**PROBLEM:**
Which of the lines in the data below contain the string "fenómenos"? Copy each of them.

*** SUPPLIED DATA ***

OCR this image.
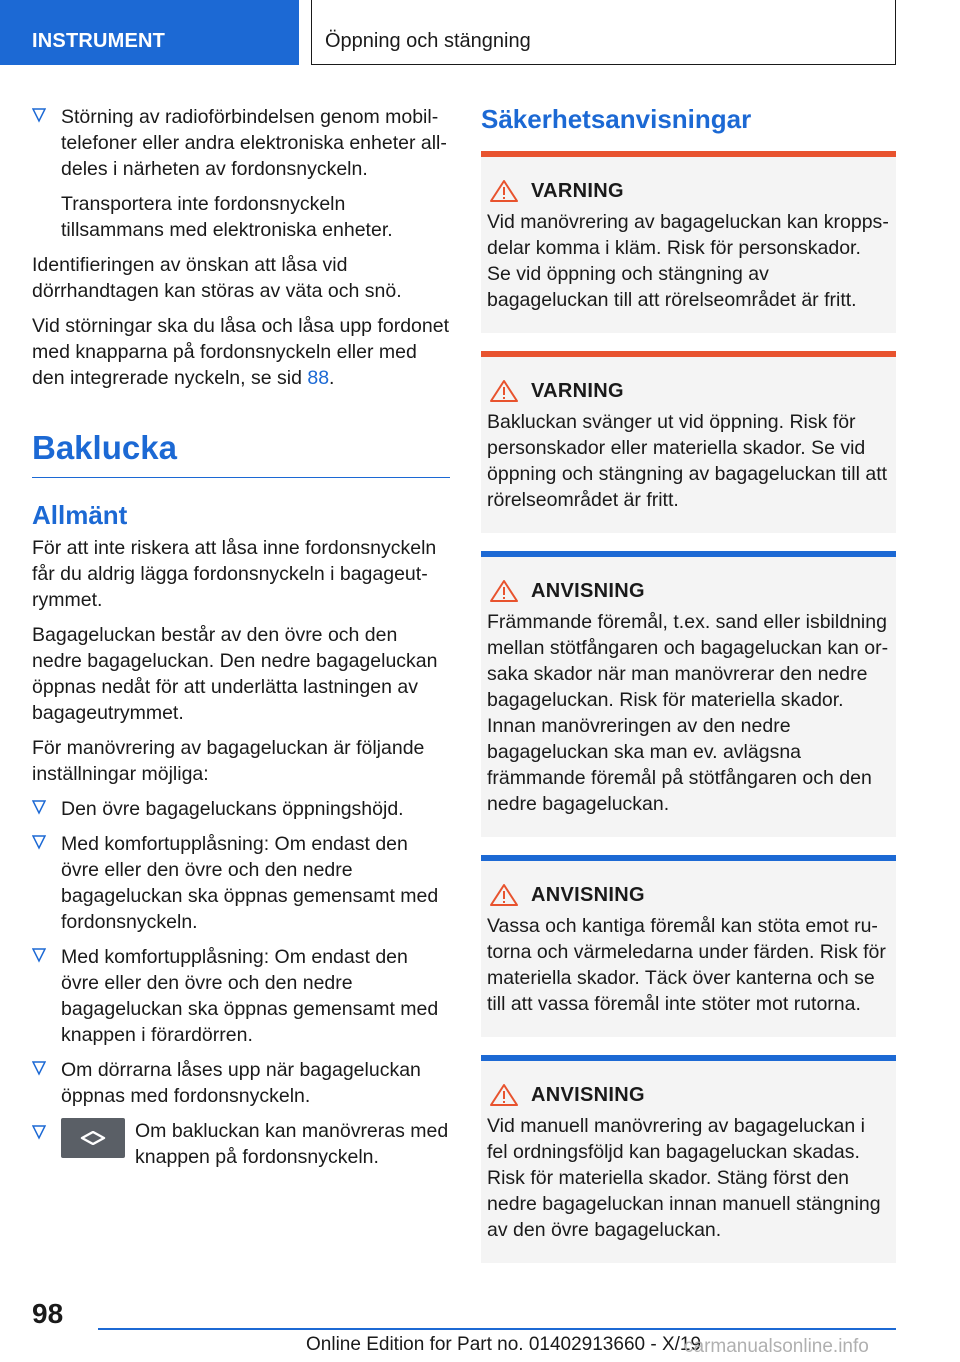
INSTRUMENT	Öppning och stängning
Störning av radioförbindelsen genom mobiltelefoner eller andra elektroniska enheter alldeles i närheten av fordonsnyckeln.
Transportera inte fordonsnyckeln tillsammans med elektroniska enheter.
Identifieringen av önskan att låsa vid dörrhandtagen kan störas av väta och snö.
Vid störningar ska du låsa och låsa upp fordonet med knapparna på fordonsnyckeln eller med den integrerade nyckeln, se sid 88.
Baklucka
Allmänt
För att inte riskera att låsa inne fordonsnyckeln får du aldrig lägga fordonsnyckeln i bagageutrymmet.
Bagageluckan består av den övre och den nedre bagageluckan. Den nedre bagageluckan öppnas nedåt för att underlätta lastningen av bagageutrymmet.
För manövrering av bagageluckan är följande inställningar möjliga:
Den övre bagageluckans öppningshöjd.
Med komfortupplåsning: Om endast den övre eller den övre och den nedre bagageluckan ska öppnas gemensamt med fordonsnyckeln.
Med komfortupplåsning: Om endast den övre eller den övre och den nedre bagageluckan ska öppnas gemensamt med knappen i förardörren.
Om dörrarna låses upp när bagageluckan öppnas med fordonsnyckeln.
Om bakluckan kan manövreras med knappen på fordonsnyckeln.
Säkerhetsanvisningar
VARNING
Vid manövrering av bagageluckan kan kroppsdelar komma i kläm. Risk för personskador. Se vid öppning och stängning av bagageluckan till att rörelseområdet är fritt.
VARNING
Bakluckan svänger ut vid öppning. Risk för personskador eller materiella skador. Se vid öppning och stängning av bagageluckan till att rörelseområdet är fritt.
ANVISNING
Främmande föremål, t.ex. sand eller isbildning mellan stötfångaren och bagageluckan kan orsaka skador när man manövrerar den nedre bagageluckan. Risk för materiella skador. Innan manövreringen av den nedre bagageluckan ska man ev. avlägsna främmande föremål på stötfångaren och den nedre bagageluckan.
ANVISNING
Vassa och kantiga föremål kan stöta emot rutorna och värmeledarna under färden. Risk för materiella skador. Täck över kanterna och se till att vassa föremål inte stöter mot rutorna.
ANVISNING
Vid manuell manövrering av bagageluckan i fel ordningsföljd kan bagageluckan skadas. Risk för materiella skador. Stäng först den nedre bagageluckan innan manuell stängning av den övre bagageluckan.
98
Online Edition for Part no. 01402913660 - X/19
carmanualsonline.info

***
*** SUPPLIED DATA ***

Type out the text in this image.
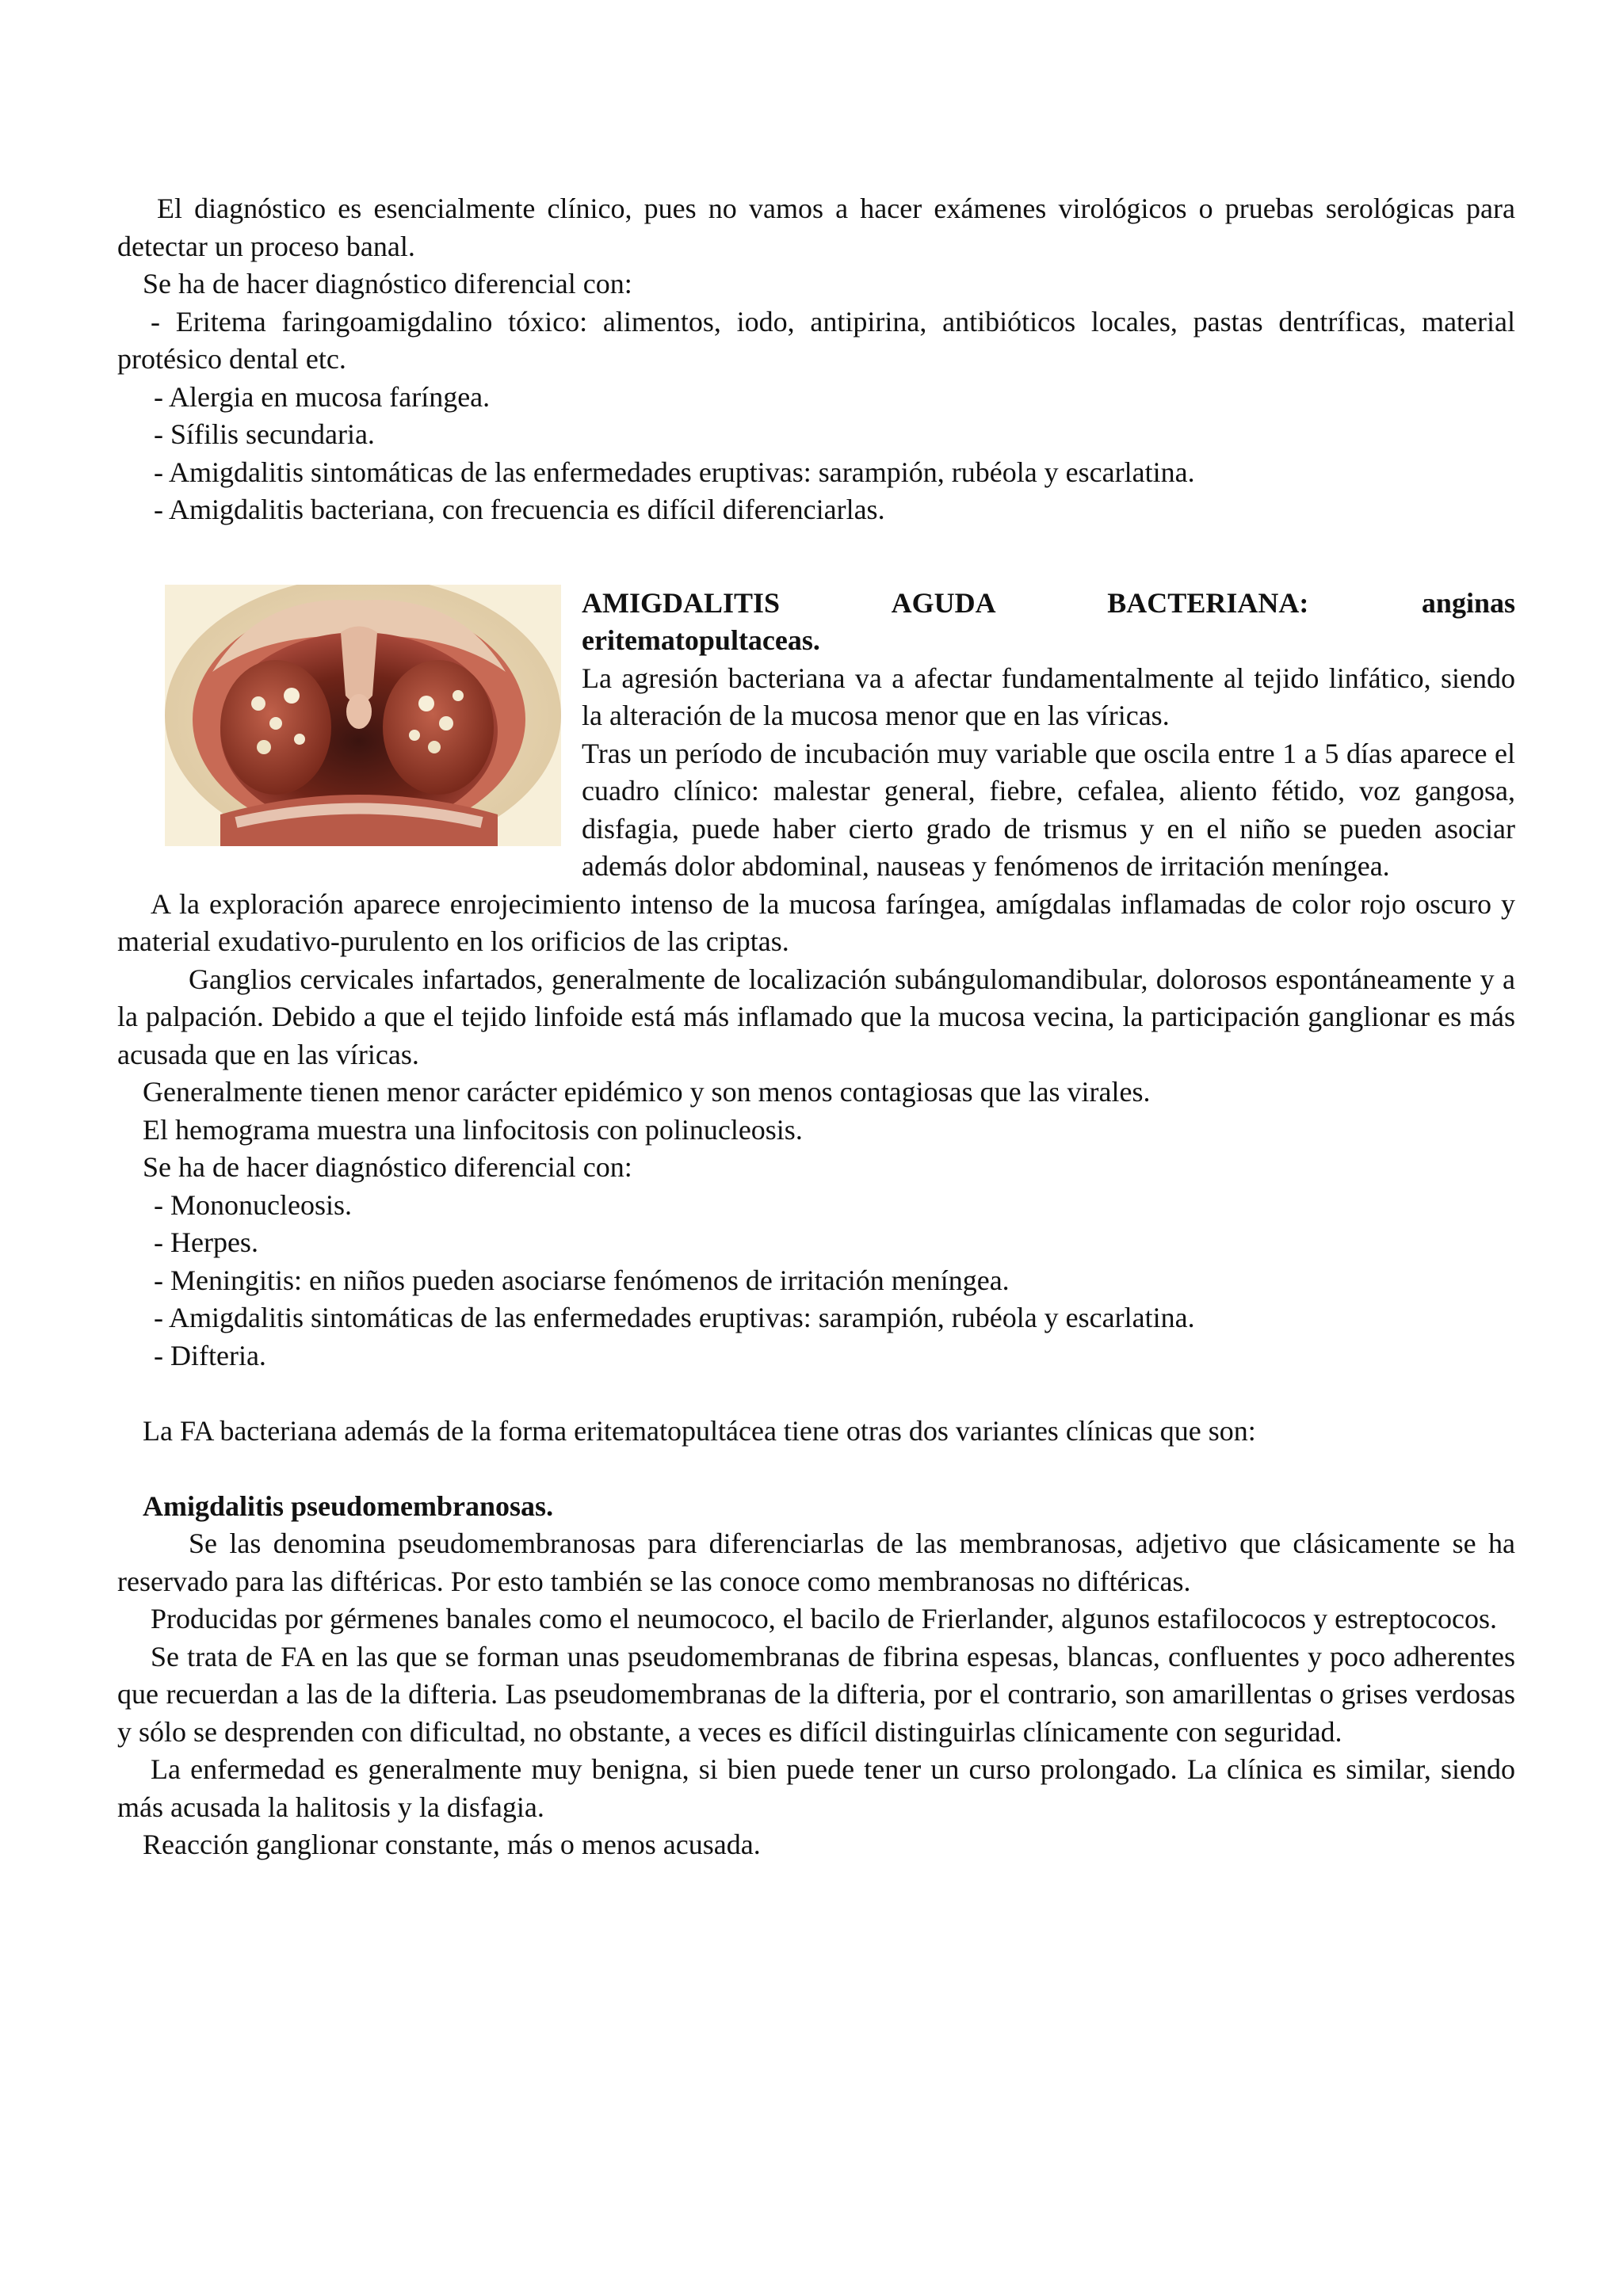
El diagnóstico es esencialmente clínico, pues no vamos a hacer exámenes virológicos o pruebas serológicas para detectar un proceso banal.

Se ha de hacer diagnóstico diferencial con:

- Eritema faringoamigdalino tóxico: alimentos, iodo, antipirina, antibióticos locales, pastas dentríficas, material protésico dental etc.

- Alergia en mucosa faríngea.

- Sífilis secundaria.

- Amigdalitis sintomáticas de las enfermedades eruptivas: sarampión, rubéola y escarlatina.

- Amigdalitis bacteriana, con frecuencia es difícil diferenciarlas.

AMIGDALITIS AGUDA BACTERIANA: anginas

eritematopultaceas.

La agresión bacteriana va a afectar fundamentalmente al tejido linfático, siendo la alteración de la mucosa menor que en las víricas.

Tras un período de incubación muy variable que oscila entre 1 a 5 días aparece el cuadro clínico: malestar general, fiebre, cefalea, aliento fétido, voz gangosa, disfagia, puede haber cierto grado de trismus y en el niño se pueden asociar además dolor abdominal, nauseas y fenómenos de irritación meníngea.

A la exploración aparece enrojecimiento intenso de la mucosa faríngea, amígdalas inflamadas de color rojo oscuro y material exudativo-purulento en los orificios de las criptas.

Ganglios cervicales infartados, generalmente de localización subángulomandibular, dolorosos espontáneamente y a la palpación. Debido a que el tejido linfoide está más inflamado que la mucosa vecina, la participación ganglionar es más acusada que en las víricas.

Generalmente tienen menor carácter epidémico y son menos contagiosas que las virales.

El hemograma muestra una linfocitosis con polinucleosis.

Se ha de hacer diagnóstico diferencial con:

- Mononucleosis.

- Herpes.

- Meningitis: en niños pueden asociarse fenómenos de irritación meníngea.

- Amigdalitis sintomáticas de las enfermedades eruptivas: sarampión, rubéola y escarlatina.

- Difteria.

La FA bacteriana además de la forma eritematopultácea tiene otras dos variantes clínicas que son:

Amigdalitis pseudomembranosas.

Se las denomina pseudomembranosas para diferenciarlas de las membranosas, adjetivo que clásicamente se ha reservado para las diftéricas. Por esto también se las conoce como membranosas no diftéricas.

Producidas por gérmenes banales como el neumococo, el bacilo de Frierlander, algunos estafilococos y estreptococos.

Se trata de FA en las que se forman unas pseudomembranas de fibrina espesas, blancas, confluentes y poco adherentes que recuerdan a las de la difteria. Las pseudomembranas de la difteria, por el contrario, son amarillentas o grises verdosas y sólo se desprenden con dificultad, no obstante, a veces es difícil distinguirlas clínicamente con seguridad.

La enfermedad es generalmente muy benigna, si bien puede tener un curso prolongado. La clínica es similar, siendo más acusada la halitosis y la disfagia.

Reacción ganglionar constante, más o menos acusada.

***
*** SUPPLIED DATA ***

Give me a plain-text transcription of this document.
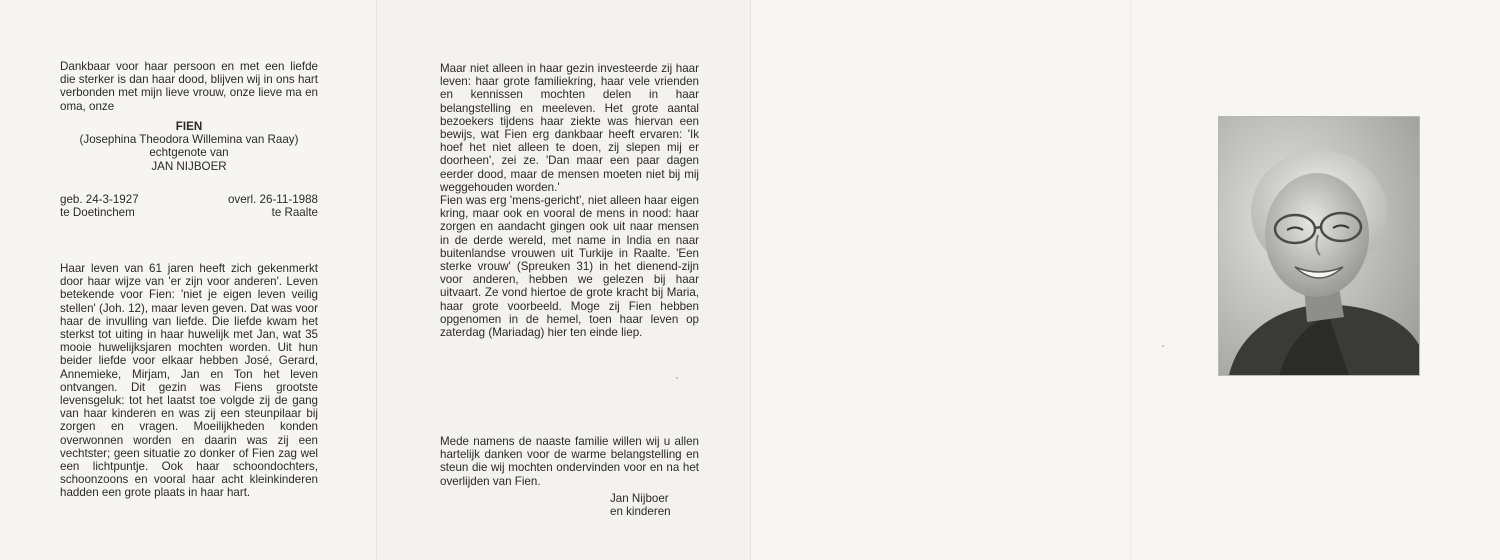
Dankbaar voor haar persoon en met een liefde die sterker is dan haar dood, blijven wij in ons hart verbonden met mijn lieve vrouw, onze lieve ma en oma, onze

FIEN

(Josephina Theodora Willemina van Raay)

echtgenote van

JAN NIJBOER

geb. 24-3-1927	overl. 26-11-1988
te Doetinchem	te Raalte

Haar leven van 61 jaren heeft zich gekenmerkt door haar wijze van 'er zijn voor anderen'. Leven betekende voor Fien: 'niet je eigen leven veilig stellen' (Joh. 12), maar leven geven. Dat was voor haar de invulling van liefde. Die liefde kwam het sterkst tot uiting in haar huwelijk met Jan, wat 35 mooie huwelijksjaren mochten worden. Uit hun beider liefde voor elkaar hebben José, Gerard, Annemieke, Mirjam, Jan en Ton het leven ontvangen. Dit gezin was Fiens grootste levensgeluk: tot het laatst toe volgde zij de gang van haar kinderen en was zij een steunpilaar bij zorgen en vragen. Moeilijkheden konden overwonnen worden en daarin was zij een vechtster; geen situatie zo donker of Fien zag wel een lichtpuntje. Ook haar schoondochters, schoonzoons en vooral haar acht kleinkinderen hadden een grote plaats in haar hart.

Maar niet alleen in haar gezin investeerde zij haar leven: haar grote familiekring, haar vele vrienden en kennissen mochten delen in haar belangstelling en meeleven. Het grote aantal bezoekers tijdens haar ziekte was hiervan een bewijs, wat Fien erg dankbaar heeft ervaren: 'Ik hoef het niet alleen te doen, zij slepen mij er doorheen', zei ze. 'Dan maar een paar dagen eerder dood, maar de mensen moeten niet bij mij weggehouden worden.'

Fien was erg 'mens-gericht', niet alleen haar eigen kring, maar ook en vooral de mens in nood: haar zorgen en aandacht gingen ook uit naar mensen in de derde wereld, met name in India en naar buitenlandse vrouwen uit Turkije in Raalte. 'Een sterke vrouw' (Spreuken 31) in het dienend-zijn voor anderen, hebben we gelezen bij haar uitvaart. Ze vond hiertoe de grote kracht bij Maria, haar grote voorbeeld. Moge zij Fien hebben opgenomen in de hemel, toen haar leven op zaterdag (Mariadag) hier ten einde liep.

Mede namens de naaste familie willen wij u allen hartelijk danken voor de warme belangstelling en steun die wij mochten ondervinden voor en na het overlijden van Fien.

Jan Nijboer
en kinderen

***

**RESPONSE AREA:**
Tras un período de incubación muy variable que oscila entre 1 a 5 días aparece el cuadro clínico: malestar general, fiebre, cefalea, aliento fétido, voz gangosa, disfagia, puede haber cierto grado de trismus y en el niño se pueden asociar además dolor abdominal, nauseas y fenómenos de irritación meníngea.
- Meningitis: en niños pueden asociarse fenómenos de irritación meníngea.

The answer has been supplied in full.